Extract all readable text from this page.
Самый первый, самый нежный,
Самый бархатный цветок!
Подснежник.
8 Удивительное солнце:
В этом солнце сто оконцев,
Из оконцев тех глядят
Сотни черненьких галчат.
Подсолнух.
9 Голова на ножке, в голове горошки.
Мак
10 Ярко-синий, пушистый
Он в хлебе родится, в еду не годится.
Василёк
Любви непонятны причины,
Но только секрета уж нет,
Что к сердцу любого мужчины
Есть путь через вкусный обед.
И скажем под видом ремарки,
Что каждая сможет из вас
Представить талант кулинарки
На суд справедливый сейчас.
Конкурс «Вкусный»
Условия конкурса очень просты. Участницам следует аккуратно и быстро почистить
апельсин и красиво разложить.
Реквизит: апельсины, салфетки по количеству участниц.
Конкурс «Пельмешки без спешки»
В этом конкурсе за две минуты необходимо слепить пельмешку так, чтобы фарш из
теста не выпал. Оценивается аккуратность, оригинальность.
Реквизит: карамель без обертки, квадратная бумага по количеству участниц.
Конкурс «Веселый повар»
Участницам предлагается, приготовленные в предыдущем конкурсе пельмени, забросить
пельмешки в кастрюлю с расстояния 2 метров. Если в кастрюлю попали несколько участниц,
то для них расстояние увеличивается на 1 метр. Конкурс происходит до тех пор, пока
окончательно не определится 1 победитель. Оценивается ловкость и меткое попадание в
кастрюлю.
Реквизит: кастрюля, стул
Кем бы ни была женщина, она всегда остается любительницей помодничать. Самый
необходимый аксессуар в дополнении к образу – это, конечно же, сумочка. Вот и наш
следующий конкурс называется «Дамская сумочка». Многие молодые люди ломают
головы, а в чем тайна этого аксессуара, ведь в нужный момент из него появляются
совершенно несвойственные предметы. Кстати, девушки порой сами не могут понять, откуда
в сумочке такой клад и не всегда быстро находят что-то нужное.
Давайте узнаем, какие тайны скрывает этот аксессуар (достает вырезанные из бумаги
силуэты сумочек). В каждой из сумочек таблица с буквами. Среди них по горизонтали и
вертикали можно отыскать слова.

=-=-=

◆ **PROBLEM REQUIREMENTS**
Show every line above in which the word "всегда" occurs.

◆ **TASK RESPONSE**
Кем бы ни была женщина, она всегда остается любительницей помодничать. Самый
в сумочке такой клад и не всегда быстро находят что-то нужное.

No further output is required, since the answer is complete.